■ STATED TASK:
Write out the whole listing again, exactly.

■ DATA TO USE:
-- -- --
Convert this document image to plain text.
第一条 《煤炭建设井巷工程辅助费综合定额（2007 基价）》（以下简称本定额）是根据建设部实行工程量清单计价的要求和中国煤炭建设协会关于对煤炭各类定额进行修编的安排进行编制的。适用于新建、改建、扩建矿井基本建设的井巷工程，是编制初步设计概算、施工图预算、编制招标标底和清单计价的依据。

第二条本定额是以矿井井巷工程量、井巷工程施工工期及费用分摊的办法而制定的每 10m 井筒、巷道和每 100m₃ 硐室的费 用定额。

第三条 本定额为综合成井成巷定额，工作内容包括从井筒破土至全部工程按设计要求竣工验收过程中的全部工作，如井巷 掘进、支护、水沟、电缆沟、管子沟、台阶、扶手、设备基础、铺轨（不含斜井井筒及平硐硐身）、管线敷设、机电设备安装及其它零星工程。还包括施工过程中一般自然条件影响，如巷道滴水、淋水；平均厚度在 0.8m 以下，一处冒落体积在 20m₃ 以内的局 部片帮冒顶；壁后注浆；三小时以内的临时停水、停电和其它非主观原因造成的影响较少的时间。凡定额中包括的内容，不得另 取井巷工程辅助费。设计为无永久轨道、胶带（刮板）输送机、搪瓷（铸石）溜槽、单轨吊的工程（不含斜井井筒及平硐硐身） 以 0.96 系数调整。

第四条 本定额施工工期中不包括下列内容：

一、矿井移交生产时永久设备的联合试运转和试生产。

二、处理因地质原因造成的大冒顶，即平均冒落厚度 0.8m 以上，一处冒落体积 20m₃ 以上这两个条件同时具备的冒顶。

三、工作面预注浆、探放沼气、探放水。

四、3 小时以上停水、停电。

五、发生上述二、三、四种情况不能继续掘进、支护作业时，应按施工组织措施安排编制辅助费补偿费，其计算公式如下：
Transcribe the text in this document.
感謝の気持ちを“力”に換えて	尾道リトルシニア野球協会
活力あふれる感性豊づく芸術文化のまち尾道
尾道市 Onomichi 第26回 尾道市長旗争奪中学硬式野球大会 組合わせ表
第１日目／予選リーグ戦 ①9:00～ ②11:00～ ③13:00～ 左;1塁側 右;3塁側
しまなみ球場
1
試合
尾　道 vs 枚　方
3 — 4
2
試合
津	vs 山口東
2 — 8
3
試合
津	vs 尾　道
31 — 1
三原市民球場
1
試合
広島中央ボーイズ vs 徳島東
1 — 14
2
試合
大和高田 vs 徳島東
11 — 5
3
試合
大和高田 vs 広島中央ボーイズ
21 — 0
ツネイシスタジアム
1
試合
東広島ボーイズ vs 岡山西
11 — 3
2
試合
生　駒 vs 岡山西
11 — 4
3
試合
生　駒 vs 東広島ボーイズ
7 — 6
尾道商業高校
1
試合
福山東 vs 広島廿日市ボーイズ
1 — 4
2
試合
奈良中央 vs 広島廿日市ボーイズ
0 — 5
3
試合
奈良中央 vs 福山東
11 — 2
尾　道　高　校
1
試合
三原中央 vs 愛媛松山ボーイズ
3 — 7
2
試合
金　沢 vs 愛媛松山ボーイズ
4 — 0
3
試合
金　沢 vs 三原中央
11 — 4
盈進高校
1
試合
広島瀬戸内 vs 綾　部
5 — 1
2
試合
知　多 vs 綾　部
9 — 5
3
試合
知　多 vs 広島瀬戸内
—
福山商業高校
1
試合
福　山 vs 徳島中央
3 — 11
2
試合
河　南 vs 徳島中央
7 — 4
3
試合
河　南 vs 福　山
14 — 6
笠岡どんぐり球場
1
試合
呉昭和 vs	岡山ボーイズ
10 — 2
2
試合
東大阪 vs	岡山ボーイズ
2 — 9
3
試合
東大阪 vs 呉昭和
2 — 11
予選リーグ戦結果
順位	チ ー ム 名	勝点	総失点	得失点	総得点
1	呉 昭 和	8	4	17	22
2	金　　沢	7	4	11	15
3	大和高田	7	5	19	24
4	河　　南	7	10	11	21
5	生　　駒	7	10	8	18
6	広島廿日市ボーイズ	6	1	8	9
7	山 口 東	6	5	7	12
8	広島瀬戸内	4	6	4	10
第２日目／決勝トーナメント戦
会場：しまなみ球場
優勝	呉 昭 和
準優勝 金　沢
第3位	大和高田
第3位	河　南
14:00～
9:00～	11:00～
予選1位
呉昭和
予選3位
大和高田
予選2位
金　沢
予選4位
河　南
-- -- --
■ TASK SOLUTION:
Convert this document image to plain text.
第一条 《煤炭建设井巷工程辅助费综合定额（2007 基价）》（以下简称本定额）是根据建设部实行工程量清单计价的要求和中国煤炭建设协会关于对煤炭各类定额进行修编的安排进行编制的。适用于新建、改建、扩建矿井基本建设的井巷工程，是编制初步设计概算、施工图预算、编制招标标底和清单计价的依据。

第二条本定额是以矿井井巷工程量、井巷工程施工工期及费用分摊的办法而制定的每 10m 井筒、巷道和每 100m₃ 硐室的费 用定额。

第三条 本定额为综合成井成巷定额，工作内容包括从井筒破土至全部工程按设计要求竣工验收过程中的全部工作，如井巷 掘进、支护、水沟、电缆沟、管子沟、台阶、扶手、设备基础、铺轨（不含斜井井筒及平硐硐身）、管线敷设、机电设备安装及其它零星工程。还包括施工过程中一般自然条件影响，如巷道滴水、淋水；平均厚度在 0.8m 以下，一处冒落体积在 20m₃ 以内的局 部片帮冒顶；壁后注浆；三小时以内的临时停水、停电和其它非主观原因造成的影响较少的时间。凡定额中包括的内容，不得另 取井巷工程辅助费。设计为无永久轨道、胶带（刮板）输送机、搪瓷（铸石）溜槽、单轨吊的工程（不含斜井井筒及平硐硐身） 以 0.96 系数调整。

第四条 本定额施工工期中不包括下列内容：

一、矿井移交生产时永久设备的联合试运转和试生产。

二、处理因地质原因造成的大冒顶，即平均冒落厚度 0.8m 以上，一处冒落体积 20m₃ 以上这两个条件同时具备的冒顶。

三、工作面预注浆、探放沼气、探放水。

四、3 小时以上停水、停电。

五、发生上述二、三、四种情况不能继续掘进、支护作业时，应按施工组织措施安排编制辅助费补偿费，其计算公式如下：
Transcribe the text in this document.
感謝の気持ちを“力”に換えて	尾道リトルシニア野球協会
活力あふれる感性豊づく芸術文化のまち尾道
尾道市 Onomichi 第26回 尾道市長旗争奪中学硬式野球大会 組合わせ表
第１日目／予選リーグ戦 ①9:00～ ②11:00～ ③13:00～ 左;1塁側 右;3塁側
しまなみ球場
1
試合
尾　道 vs 枚　方
3 — 4
2
試合
津	vs 山口東
2 — 8
3
試合
津	vs 尾　道
31 — 1
三原市民球場
1
試合
広島中央ボーイズ vs 徳島東
1 — 14
2
試合
大和高田 vs 徳島東
11 — 5
3
試合
大和高田 vs 広島中央ボーイズ
21 — 0
ツネイシスタジアム
1
試合
東広島ボーイズ vs 岡山西
11 — 3
2
試合
生　駒 vs 岡山西
11 — 4
3
試合
生　駒 vs 東広島ボーイズ
7 — 6
尾道商業高校
1
試合
福山東 vs 広島廿日市ボーイズ
1 — 4
2
試合
奈良中央 vs 広島廿日市ボーイズ
0 — 5
3
試合
奈良中央 vs 福山東
11 — 2
尾　道　高　校
1
試合
三原中央 vs 愛媛松山ボーイズ
3 — 7
2
試合
金　沢 vs 愛媛松山ボーイズ
4 — 0
3
試合
金　沢 vs 三原中央
11 — 4
盈進高校
1
試合
広島瀬戸内 vs 綾　部
5 — 1
2
試合
知　多 vs 綾　部
9 — 5
3
試合
知　多 vs 広島瀬戸内
—
福山商業高校
1
試合
福　山 vs 徳島中央
3 — 11
2
試合
河　南 vs 徳島中央
7 — 4
3
試合
河　南 vs 福　山
14 — 6
笠岡どんぐり球場
1
試合
呉昭和 vs	岡山ボーイズ
10 — 2
2
試合
東大阪 vs	岡山ボーイズ
2 — 9
3
試合
東大阪 vs 呉昭和
2 — 11
予選リーグ戦結果
順位	チ ー ム 名	勝点	総失点	得失点	総得点
1	呉 昭 和	8	4	17	22
2	金　　沢	7	4	11	15
3	大和高田	7	5	19	24
4	河　　南	7	10	11	21
5	生　　駒	7	10	8	18
6	広島廿日市ボーイズ	6	1	8	9
7	山 口 東	6	5	7	12
8	広島瀬戸内	4	6	4	10
第２日目／決勝トーナメント戦
会場：しまなみ球場
優勝	呉 昭 和
準優勝 金　沢
第3位	大和高田
第3位	河　南
14:00～
9:00～	11:00～
予選1位
呉昭和
予選3位
大和高田
予選2位
金　沢
予選4位
河　南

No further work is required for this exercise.